* **ENTRIES PROVIDED**

•••

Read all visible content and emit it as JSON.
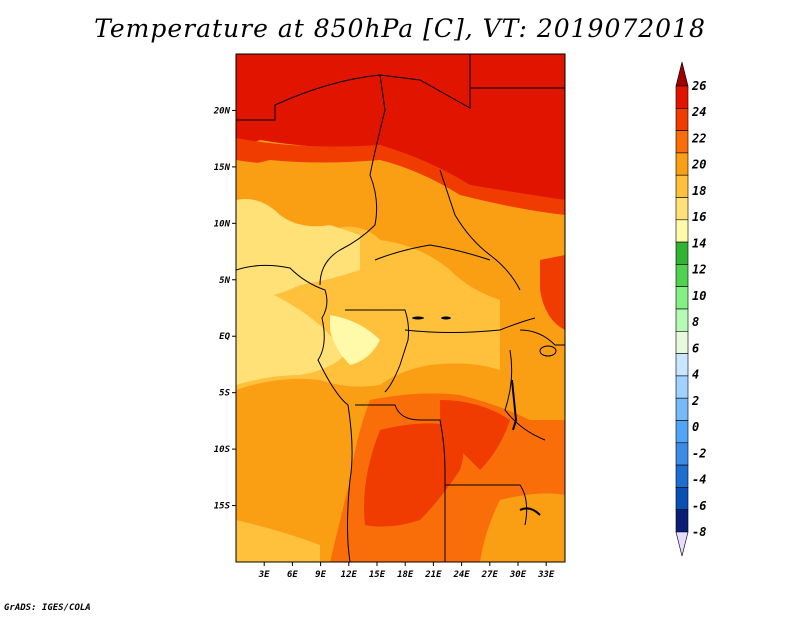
{
  "title": "Temperature at 850hPa [C], VT: 2019072018",
  "credit": "GrADS: IGES/COLA",
  "map": {
    "lat_ticks": [
      {
        "value": 20,
        "label": "20N"
      },
      {
        "value": 15,
        "label": "15N"
      },
      {
        "value": 10,
        "label": "10N"
      },
      {
        "value": 5,
        "label": "5N"
      },
      {
        "value": 0,
        "label": "EQ"
      },
      {
        "value": -5,
        "label": "5S"
      },
      {
        "value": -10,
        "label": "10S"
      },
      {
        "value": -15,
        "label": "15S"
      }
    ],
    "lon_ticks": [
      {
        "value": 3,
        "label": "3E"
      },
      {
        "value": 6,
        "label": "6E"
      },
      {
        "value": 9,
        "label": "9E"
      },
      {
        "value": 12,
        "label": "12E"
      },
      {
        "value": 15,
        "label": "15E"
      },
      {
        "value": 18,
        "label": "18E"
      },
      {
        "value": 21,
        "label": "21E"
      },
      {
        "value": 24,
        "label": "24E"
      },
      {
        "value": 27,
        "label": "27E"
      },
      {
        "value": 30,
        "label": "30E"
      },
      {
        "value": 33,
        "label": "33E"
      }
    ],
    "lon_range": [
      0,
      35
    ],
    "lat_range": [
      -20,
      25
    ]
  },
  "colorbar": {
    "labels": [
      "26",
      "24",
      "22",
      "20",
      "18",
      "16",
      "14",
      "12",
      "10",
      "8",
      "6",
      "4",
      "2",
      "0",
      "-2",
      "-4",
      "-6",
      "-8"
    ],
    "colors": [
      "#a00000",
      "#e11400",
      "#f03c00",
      "#fa6e0a",
      "#fa9f14",
      "#ffc03c",
      "#ffe178",
      "#fffaaa",
      "#32b432",
      "#50d250",
      "#82f082",
      "#b4fab4",
      "#e6fadc",
      "#c8e6ff",
      "#a0d2ff",
      "#78b9fa",
      "#50a5f5",
      "#3c8ce6",
      "#1e6ed2",
      "#0a50b4",
      "#0a1e78",
      "#e6dcff"
    ]
  }
}
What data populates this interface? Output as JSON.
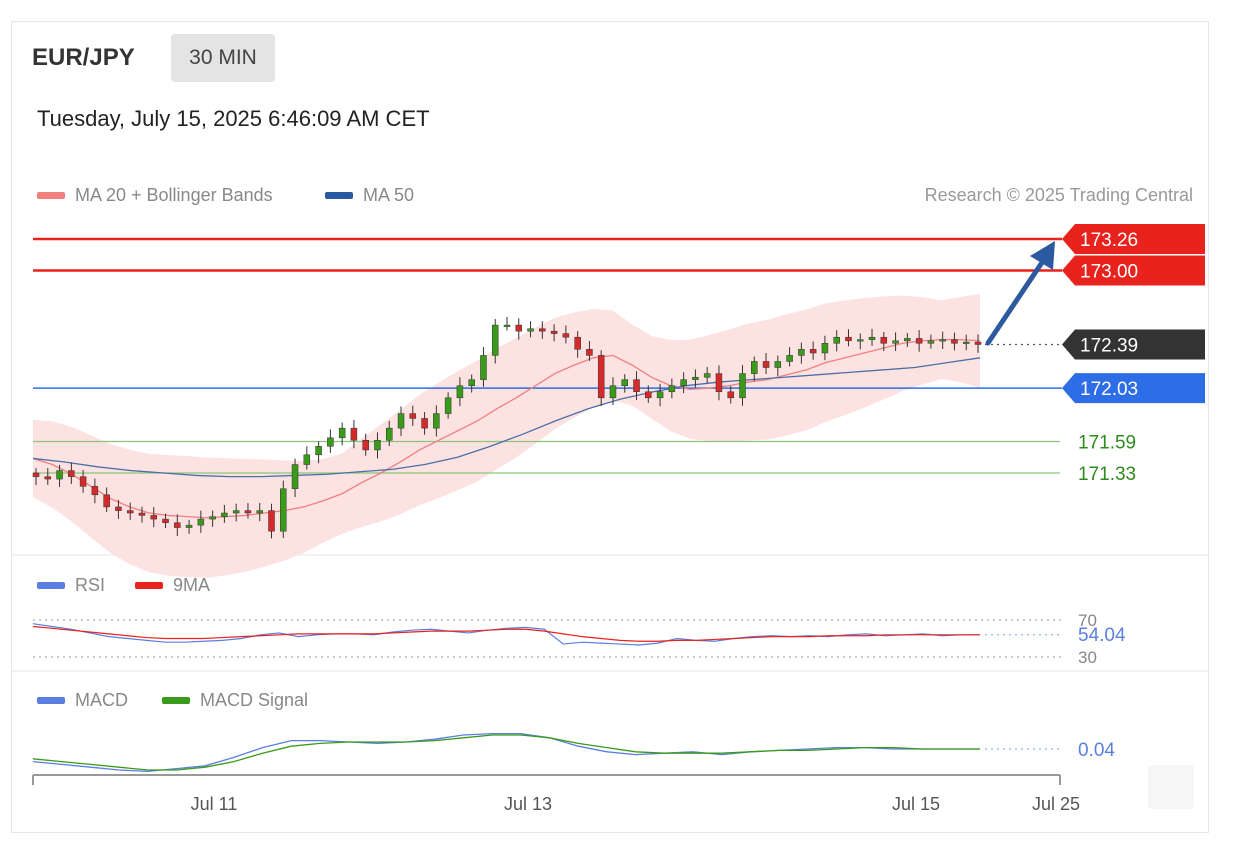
{
  "header": {
    "symbol": "EUR/JPY",
    "timeframe": "30 MIN",
    "datetime": "Tuesday, July 15, 2025 6:46:09 AM CET",
    "credit": "Research © 2025 Trading Central"
  },
  "legend_main": [
    {
      "label": "MA 20 + Bollinger Bands",
      "color": "#f08080"
    },
    {
      "label": "MA 50",
      "color": "#2c5aa0"
    }
  ],
  "legend_rsi": [
    {
      "label": "RSI",
      "color": "#5b7fe0"
    },
    {
      "label": "9MA",
      "color": "#e8221c"
    }
  ],
  "legend_macd": [
    {
      "label": "MACD",
      "color": "#5b7fe0"
    },
    {
      "label": "MACD Signal",
      "color": "#3a9a1a"
    }
  ],
  "chart_data": [
    {
      "type": "line",
      "panel": "price",
      "ylim": [
        170.6,
        173.4
      ],
      "xticks": [
        "Jul 11",
        "Jul 13",
        "Jul 15",
        "Jul 25"
      ],
      "levels": [
        {
          "label": "173.26",
          "value": 173.26,
          "kind": "resistance",
          "color": "#e8221c"
        },
        {
          "label": "173.00",
          "value": 173.0,
          "kind": "resistance",
          "color": "#e8221c"
        },
        {
          "label": "172.39",
          "value": 172.39,
          "kind": "last",
          "color": "#333333"
        },
        {
          "label": "172.03",
          "value": 172.03,
          "kind": "pivot",
          "color": "#2d6ee6"
        },
        {
          "label": "171.59",
          "value": 171.59,
          "kind": "support",
          "color": "#2e8b1e"
        },
        {
          "label": "171.33",
          "value": 171.33,
          "kind": "support",
          "color": "#2e8b1e"
        }
      ],
      "close": [
        171.3,
        171.28,
        171.35,
        171.3,
        171.22,
        171.15,
        171.05,
        171.02,
        171.0,
        170.98,
        170.95,
        170.92,
        170.88,
        170.9,
        170.95,
        170.97,
        171.0,
        171.02,
        171.0,
        171.02,
        170.85,
        171.2,
        171.4,
        171.48,
        171.55,
        171.62,
        171.7,
        171.6,
        171.52,
        171.6,
        171.7,
        171.82,
        171.78,
        171.7,
        171.82,
        171.95,
        172.05,
        172.1,
        172.3,
        172.55,
        172.55,
        172.5,
        172.52,
        172.5,
        172.48,
        172.45,
        172.35,
        172.3,
        171.95,
        172.05,
        172.1,
        172.0,
        171.95,
        172.0,
        172.05,
        172.1,
        172.12,
        172.15,
        172.0,
        171.95,
        172.15,
        172.25,
        172.2,
        172.25,
        172.3,
        172.35,
        172.32,
        172.4,
        172.45,
        172.42,
        172.43,
        172.45,
        172.4,
        172.42,
        172.44,
        172.4,
        172.42,
        172.43,
        172.4,
        172.41,
        172.39
      ],
      "ma20": [
        171.45,
        171.4,
        171.32,
        171.22,
        171.12,
        171.05,
        171.0,
        170.98,
        170.97,
        170.96,
        170.97,
        170.98,
        171.0,
        171.02,
        171.05,
        171.1,
        171.16,
        171.25,
        171.33,
        171.42,
        171.52,
        171.6,
        171.68,
        171.76,
        171.86,
        171.95,
        172.05,
        172.15,
        172.22,
        172.28,
        172.3,
        172.22,
        172.12,
        172.05,
        172.02,
        172.03,
        172.05,
        172.08,
        172.1,
        172.14,
        172.18,
        172.24,
        172.28,
        172.32,
        172.36,
        172.4,
        172.42,
        172.43,
        172.43,
        172.42
      ],
      "ma50": [
        171.45,
        171.42,
        171.38,
        171.35,
        171.33,
        171.31,
        171.3,
        171.3,
        171.31,
        171.32,
        171.34,
        171.36,
        171.4,
        171.46,
        171.55,
        171.65,
        171.76,
        171.86,
        171.94,
        172.0,
        172.05,
        172.08,
        172.1,
        172.12,
        172.14,
        172.16,
        172.18,
        172.2,
        172.24,
        172.28
      ]
    },
    {
      "type": "line",
      "panel": "rsi",
      "ylim": [
        30,
        70
      ],
      "yticks": [
        30,
        70
      ],
      "last_label": "54.04",
      "series": [
        {
          "name": "RSI",
          "values": [
            66,
            63,
            60,
            56,
            52,
            50,
            48,
            46,
            46,
            47,
            48,
            50,
            54,
            56,
            52,
            54,
            55,
            55,
            54,
            57,
            59,
            60,
            58,
            56,
            59,
            61,
            62,
            60,
            44,
            46,
            45,
            44,
            43,
            45,
            50,
            48,
            47,
            50,
            52,
            53,
            52,
            53,
            52,
            54,
            55,
            53,
            54,
            55,
            53,
            54,
            54
          ]
        },
        {
          "name": "9MA",
          "values": [
            63,
            61,
            59,
            57,
            55,
            53,
            51,
            50,
            50,
            50,
            51,
            52,
            53,
            54,
            55,
            55,
            55,
            55,
            55,
            56,
            57,
            58,
            58,
            58,
            59,
            60,
            60,
            58,
            55,
            52,
            50,
            48,
            47,
            47,
            48,
            48,
            49,
            50,
            51,
            52,
            52,
            52,
            53,
            53,
            53,
            54,
            54,
            54,
            54,
            54,
            54
          ]
        }
      ]
    },
    {
      "type": "line",
      "panel": "macd",
      "last_label": "0.04",
      "series": [
        {
          "name": "MACD",
          "values": [
            -0.05,
            -0.07,
            -0.09,
            -0.11,
            -0.12,
            -0.1,
            -0.08,
            -0.02,
            0.05,
            0.1,
            0.1,
            0.09,
            0.08,
            0.09,
            0.11,
            0.14,
            0.15,
            0.15,
            0.12,
            0.06,
            0.02,
            0.0,
            0.01,
            0.02,
            0.0,
            0.02,
            0.03,
            0.04,
            0.05,
            0.05,
            0.04,
            0.04,
            0.04,
            0.04
          ]
        },
        {
          "name": "MACD Signal",
          "values": [
            -0.03,
            -0.05,
            -0.07,
            -0.09,
            -0.11,
            -0.11,
            -0.09,
            -0.05,
            0.01,
            0.06,
            0.08,
            0.09,
            0.09,
            0.09,
            0.1,
            0.12,
            0.14,
            0.14,
            0.12,
            0.08,
            0.05,
            0.02,
            0.01,
            0.01,
            0.01,
            0.02,
            0.03,
            0.03,
            0.04,
            0.05,
            0.05,
            0.04,
            0.04,
            0.04
          ]
        }
      ]
    }
  ]
}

•••

* **PROBLEM TO SOLVE**
Scan the listing above for the word "name" and show each line where it is found.

* **RIGHT ANSWER**
          "name": "RSI",
          "name": "9MA",
          "name": "MACD",
          "name": "MACD Signal",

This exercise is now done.